▸ Passage:
Building a Local Agentic Ops Monitor - Hourly Log Triage That Opens Issues (and Sometimes PRs)

Production logs tell you something is wrong. Dashboards tell you how wrong. What they don’t do is open the ticket, attach the right context, email you when it’s actually urgent, or draft a fix.

We already built read-only AI investigations for when a human asks “what happened to order X?” That pattern is great for ad-hoc RCA, but it doesn’t run on a schedule, and it’s deliberately locked down so the agent can’t touch the repo.

This post is about the complement: a local agentic loop that runs every hour on a developer machine, queries Grafana (Loki + Prometheus)—including Kubernetes cluster data you already ship there—triages findings into Linear, emails on critical severity, and—once you trust it—opens guarded pull requests for low-risk fixes.

The whole thing is a thin shell script plus a prompt file. No new microservice. No Hangfire job. Just cursor agent --print, MCP, and macOS launchd.

Why local instead of cloud?

We considered three options:

Approach	Pros	Cons
Grafana alerting only	Fast, native	Alerts ≠ triage; no codebase context; noisy
Cursor Cloud Automation	Always on	Less repo/shell control; MCP catalog constraints
Local agent loop	Full git + bash; your MCP config; phased rollout	Mac must be awake; you own the scheduler

We picked local because the valuable end state includes write-capable fixes in a specific GitHub repo, with explicit allowlists and blocklists. A headless Cursor Agent on your laptop gets the same tools you use in the editor—Grafana MCP, Linear MCP, gh, Mailgun—without standing up another runner.

▸ Exercise brief:
Please copy the ops monitor post between "The whole thing" and "up another runner.", inclusive, renaming "laptop" to "workstation".

Collected data:
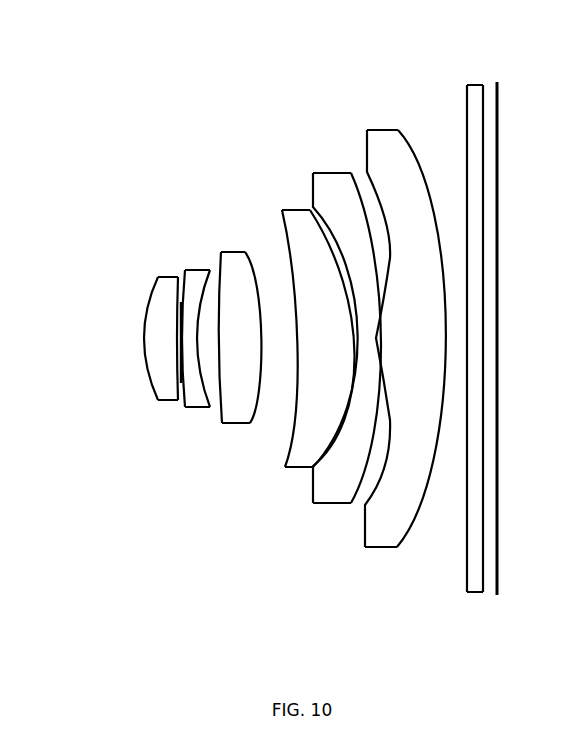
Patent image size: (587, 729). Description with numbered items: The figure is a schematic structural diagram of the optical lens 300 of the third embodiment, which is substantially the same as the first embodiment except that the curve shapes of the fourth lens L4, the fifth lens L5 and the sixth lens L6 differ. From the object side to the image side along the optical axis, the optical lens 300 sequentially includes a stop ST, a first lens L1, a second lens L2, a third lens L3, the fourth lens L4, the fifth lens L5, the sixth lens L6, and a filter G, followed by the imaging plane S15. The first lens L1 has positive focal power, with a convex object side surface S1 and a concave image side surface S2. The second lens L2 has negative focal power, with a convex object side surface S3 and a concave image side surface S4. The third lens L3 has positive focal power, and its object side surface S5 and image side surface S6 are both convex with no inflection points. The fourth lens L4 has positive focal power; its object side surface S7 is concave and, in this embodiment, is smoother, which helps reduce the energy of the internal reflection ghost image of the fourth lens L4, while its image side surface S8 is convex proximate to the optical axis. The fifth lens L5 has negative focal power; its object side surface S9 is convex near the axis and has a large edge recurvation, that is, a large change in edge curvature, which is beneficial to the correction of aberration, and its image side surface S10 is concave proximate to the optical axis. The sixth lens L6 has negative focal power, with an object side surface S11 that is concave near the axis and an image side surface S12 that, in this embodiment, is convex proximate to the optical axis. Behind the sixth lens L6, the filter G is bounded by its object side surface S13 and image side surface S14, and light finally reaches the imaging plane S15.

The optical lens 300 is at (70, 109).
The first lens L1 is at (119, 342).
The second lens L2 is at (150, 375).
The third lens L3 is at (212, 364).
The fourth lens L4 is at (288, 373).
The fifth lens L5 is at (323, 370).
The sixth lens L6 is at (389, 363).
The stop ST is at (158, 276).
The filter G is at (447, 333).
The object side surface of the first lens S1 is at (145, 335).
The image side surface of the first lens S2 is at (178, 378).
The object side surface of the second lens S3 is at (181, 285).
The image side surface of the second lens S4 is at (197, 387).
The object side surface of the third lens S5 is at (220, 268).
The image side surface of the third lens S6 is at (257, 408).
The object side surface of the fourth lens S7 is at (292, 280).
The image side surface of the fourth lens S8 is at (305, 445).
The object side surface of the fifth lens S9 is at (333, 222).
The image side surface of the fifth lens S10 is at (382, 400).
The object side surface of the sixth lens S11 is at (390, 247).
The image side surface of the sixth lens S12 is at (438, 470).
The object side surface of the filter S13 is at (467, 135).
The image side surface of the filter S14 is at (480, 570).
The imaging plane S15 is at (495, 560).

▸ Solved problem:
The whole thing is a thin shell script plus a prompt file. No new microservice. No Hangfire job. Just cursor agent --print, MCP, and macOS launchd.

Why local instead of cloud?

We considered three options:

Approach	Pros	Cons
Grafana alerting only	Fast, native	Alerts ≠ triage; no codebase context; noisy
Cursor Cloud Automation	Always on	Less repo/shell control; MCP catalog constraints
Local agent loop	Full git + bash; your MCP config; phased rollout	Mac must be awake; you own the scheduler

We picked local because the valuable end state includes write-capable fixes in a specific GitHub repo, with explicit allowlists and blocklists. A headless Cursor Agent on your workstation gets the same tools you use in the editor—Grafana MCP, Linear MCP, gh, Mailgun—without standing up another runner.